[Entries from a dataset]
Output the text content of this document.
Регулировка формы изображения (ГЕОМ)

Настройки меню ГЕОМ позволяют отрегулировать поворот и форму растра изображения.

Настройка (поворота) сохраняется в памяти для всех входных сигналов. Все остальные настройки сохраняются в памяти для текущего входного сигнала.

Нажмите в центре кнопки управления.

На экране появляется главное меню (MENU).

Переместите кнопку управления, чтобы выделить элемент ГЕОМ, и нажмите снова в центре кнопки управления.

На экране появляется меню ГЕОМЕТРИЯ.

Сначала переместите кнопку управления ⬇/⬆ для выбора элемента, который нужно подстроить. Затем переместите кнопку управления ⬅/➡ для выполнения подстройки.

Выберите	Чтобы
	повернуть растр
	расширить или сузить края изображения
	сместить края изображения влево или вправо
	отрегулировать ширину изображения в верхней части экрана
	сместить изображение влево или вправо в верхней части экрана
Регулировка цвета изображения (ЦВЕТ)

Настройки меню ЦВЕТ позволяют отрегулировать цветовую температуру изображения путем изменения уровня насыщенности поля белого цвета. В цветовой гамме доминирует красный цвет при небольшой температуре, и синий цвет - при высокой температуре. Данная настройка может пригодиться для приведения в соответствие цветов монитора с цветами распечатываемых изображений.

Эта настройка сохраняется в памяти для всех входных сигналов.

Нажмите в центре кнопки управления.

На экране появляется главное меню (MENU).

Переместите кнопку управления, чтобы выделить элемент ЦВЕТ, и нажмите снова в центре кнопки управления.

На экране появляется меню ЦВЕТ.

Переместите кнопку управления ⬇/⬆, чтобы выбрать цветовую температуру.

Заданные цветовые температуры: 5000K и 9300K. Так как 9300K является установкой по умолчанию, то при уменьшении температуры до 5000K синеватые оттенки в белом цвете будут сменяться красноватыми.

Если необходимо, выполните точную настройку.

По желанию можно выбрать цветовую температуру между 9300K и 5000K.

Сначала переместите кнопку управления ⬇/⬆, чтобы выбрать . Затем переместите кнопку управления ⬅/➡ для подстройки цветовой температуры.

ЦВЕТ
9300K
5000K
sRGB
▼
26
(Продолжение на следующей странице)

- **Written task**
Report only how many lines in the entries contain "входных".

- **Output**
2